((

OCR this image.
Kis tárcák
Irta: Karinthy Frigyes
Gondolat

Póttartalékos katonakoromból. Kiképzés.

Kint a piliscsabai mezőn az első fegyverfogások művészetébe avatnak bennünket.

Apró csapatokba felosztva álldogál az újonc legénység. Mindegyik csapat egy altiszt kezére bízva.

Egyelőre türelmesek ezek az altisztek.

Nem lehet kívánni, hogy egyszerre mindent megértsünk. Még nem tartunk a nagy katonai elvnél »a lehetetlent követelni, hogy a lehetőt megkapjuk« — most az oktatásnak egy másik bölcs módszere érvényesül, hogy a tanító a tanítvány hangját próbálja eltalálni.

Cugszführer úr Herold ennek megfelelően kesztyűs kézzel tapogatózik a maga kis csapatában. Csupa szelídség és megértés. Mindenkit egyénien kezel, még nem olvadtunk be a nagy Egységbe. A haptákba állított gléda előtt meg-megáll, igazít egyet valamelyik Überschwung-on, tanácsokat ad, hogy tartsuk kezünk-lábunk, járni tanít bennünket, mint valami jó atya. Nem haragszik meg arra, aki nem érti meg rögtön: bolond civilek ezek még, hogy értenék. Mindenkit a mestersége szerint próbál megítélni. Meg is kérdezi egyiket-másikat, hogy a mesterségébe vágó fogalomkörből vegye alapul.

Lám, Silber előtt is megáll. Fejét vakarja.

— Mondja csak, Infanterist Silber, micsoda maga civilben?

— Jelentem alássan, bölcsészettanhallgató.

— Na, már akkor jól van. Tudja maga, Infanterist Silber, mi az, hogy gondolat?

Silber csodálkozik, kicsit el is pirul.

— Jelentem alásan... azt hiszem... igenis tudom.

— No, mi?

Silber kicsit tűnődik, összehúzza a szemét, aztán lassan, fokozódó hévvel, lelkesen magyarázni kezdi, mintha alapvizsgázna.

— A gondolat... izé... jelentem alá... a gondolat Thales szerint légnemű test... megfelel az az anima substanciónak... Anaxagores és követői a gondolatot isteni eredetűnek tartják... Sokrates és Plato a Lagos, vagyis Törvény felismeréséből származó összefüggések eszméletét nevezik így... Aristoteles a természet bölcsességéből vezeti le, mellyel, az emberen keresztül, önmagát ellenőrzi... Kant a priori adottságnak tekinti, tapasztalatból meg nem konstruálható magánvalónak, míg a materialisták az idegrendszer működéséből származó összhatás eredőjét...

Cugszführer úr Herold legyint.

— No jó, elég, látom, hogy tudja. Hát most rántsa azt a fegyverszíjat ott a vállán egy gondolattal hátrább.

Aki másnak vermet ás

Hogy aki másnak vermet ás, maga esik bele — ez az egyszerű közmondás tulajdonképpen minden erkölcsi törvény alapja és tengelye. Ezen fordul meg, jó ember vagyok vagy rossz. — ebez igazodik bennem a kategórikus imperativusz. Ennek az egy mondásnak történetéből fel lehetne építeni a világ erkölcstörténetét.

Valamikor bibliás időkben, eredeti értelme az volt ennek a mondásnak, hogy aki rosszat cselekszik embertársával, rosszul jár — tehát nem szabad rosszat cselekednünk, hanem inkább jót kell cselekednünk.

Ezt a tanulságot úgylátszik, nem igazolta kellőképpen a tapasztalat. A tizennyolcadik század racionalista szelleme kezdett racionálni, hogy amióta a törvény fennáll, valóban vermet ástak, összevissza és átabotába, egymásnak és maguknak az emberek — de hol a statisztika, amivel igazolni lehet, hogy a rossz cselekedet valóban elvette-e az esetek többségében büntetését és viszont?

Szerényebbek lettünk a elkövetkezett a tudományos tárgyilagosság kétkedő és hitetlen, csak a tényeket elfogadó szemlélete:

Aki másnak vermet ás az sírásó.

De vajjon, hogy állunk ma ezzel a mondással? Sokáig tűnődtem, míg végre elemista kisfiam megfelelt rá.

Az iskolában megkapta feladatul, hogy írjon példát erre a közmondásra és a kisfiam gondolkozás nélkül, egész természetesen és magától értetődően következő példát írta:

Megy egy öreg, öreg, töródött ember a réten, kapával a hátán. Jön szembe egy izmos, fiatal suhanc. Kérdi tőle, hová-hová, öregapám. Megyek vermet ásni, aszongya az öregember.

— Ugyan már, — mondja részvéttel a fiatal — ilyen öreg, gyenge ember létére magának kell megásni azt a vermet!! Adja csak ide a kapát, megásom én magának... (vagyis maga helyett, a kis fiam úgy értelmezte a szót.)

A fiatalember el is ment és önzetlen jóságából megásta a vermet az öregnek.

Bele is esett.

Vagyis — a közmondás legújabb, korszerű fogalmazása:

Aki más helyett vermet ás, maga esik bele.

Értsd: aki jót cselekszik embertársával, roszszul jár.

))

Return the listing above word for word.

OCR this image.
Kis tárcák
Irta: Karinthy Frigyes
Gondolat

Póttartalékos katonakoromból. Kiképzés.

Kint a piliscsabai mezőn az első fegyverfogások művészetébe avatnak bennünket.

Apró csapatokba felosztva álldogál az újonc legénység. Mindegyik csapat egy altiszt kezére bízva.

Egyelőre türelmesek ezek az altisztek.

Nem lehet kívánni, hogy egyszerre mindent megértsünk. Még nem tartunk a nagy katonai elvnél »a lehetetlent követelni, hogy a lehetőt megkapjuk« — most az oktatásnak egy másik bölcs módszere érvényesül, hogy a tanító a tanítvány hangját próbálja eltalálni.

Cugszführer úr Herold ennek megfelelően kesztyűs kézzel tapogatózik a maga kis csapatában. Csupa szelídség és megértés. Mindenkit egyénien kezel, még nem olvadtunk be a nagy Egységbe. A haptákba állított gléda előtt meg-megáll, igazít egyet valamelyik Überschwung-on, tanácsokat ad, hogy tartsuk kezünk-lábunk, járni tanít bennünket, mint valami jó atya. Nem haragszik meg arra, aki nem érti meg rögtön: bolond civilek ezek még, hogy értenék. Mindenkit a mestersége szerint próbál megítélni. Meg is kérdezi egyiket-másikat, hogy a mesterségébe vágó fogalomkörből vegye alapul.

Lám, Silber előtt is megáll. Fejét vakarja.

— Mondja csak, Infanterist Silber, micsoda maga civilben?

— Jelentem alássan, bölcsészettanhallgató.

— Na, már akkor jól van. Tudja maga, Infanterist Silber, mi az, hogy gondolat?

Silber csodálkozik, kicsit el is pirul.

— Jelentem alásan... azt hiszem... igenis tudom.

— No, mi?

Silber kicsit tűnődik, összehúzza a szemét, aztán lassan, fokozódó hévvel, lelkesen magyarázni kezdi, mintha alapvizsgázna.

— A gondolat... izé... jelentem alá... a gondolat Thales szerint légnemű test... megfelel az az anima substanciónak... Anaxagores és követői a gondolatot isteni eredetűnek tartják... Sokrates és Plato a Lagos, vagyis Törvény felismeréséből származó összefüggések eszméletét nevezik így... Aristoteles a természet bölcsességéből vezeti le, mellyel, az emberen keresztül, önmagát ellenőrzi... Kant a priori adottságnak tekinti, tapasztalatból meg nem konstruálható magánvalónak, míg a materialisták az idegrendszer működéséből származó összhatás eredőjét...

Cugszführer úr Herold legyint.

— No jó, elég, látom, hogy tudja. Hát most rántsa azt a fegyverszíjat ott a vállán egy gondolattal hátrább.

Aki másnak vermet ás

Hogy aki másnak vermet ás, maga esik bele — ez az egyszerű közmondás tulajdonképpen minden erkölcsi törvény alapja és tengelye. Ezen fordul meg, jó ember vagyok vagy rossz. — ebez igazodik bennem a kategórikus imperativusz. Ennek az egy mondásnak történetéből fel lehetne építeni a világ erkölcstörténetét.

Valamikor bibliás időkben, eredeti értelme az volt ennek a mondásnak, hogy aki rosszat cselekszik embertársával, rosszul jár — tehát nem szabad rosszat cselekednünk, hanem inkább jót kell cselekednünk.

Ezt a tanulságot úgylátszik, nem igazolta kellőképpen a tapasztalat. A tizennyolcadik század racionalista szelleme kezdett racionálni, hogy amióta a törvény fennáll, valóban vermet ástak, összevissza és átabotába, egymásnak és maguknak az emberek — de hol a statisztika, amivel igazolni lehet, hogy a rossz cselekedet valóban elvette-e az esetek többségében büntetését és viszont?

Szerényebbek lettünk a elkövetkezett a tudományos tárgyilagosság kétkedő és hitetlen, csak a tényeket elfogadó szemlélete:

Aki másnak vermet ás az sírásó.

De vajjon, hogy állunk ma ezzel a mondással? Sokáig tűnődtem, míg végre elemista kisfiam megfelelt rá.

Az iskolában megkapta feladatul, hogy írjon példát erre a közmondásra és a kisfiam gondolkozás nélkül, egész természetesen és magától értetődően következő példát írta:

Megy egy öreg, öreg, töródött ember a réten, kapával a hátán. Jön szembe egy izmos, fiatal suhanc. Kérdi tőle, hová-hová, öregapám. Megyek vermet ásni, aszongya az öregember.

— Ugyan már, — mondja részvéttel a fiatal — ilyen öreg, gyenge ember létére magának kell megásni azt a vermet!! Adja csak ide a kapát, megásom én magának... (vagyis maga helyett, a kis fiam úgy értelmezte a szót.)

A fiatalember el is ment és önzetlen jóságából megásta a vermet az öregnek.

Bele is esett.

Vagyis — a közmondás legújabb, korszerű fogalmazása:

Aki más helyett vermet ás, maga esik bele.

Értsd: aki jót cselekszik embertársával, roszszul jár.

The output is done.